Direction -> Search the data for the word "from" and copy every line that contains it.

>>>>

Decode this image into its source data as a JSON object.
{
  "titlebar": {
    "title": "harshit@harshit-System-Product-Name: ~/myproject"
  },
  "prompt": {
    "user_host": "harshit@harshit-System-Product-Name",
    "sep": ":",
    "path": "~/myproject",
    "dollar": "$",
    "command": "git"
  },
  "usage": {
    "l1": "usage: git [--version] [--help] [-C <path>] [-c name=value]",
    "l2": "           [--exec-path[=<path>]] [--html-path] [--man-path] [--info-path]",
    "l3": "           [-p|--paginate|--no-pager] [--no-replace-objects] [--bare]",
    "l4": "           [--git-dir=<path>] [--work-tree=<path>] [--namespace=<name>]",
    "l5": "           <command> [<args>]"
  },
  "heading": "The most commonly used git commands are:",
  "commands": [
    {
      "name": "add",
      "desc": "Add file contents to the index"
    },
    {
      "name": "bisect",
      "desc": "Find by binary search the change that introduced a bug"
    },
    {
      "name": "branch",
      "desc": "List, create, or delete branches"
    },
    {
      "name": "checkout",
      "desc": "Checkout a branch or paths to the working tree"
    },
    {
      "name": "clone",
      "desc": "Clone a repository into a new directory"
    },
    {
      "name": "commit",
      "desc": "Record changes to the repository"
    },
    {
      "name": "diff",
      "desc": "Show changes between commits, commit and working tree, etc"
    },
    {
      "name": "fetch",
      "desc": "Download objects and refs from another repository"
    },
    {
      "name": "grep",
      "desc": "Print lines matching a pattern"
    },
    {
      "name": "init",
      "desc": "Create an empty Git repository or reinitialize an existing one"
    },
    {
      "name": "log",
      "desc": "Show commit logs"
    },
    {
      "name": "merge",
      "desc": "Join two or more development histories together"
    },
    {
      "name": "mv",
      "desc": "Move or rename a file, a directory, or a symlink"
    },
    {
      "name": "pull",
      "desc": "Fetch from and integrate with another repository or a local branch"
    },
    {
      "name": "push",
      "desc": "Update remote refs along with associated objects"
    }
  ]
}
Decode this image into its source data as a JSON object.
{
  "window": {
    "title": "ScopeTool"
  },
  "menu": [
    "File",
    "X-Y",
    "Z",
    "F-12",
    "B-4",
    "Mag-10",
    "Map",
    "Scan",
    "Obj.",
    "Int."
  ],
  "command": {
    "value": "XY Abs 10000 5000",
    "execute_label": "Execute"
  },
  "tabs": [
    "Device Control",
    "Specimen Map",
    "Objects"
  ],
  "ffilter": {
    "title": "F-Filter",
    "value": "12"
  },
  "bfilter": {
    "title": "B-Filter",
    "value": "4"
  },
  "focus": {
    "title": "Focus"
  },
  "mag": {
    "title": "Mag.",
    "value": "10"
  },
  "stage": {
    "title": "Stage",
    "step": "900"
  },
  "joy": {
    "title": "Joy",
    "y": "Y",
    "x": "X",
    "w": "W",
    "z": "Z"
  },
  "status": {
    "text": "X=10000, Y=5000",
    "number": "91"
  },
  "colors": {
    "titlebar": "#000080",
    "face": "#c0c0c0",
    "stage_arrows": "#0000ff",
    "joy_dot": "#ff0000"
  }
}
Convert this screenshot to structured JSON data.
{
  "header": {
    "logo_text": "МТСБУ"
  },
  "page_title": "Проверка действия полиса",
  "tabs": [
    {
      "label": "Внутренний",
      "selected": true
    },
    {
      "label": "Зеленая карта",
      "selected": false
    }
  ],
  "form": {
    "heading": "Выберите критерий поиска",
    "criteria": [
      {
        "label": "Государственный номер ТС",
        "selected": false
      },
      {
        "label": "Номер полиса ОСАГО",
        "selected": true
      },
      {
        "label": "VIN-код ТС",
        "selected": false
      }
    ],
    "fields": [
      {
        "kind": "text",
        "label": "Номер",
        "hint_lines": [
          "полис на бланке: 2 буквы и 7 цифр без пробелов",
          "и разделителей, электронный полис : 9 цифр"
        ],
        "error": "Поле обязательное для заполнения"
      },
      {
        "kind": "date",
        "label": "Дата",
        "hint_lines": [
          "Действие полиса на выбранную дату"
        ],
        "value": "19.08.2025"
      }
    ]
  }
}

<<<<

Worked solution ->
      "desc": "Download objects and refs from another repository"
      "desc": "Fetch from and integrate with another repository or a local branch"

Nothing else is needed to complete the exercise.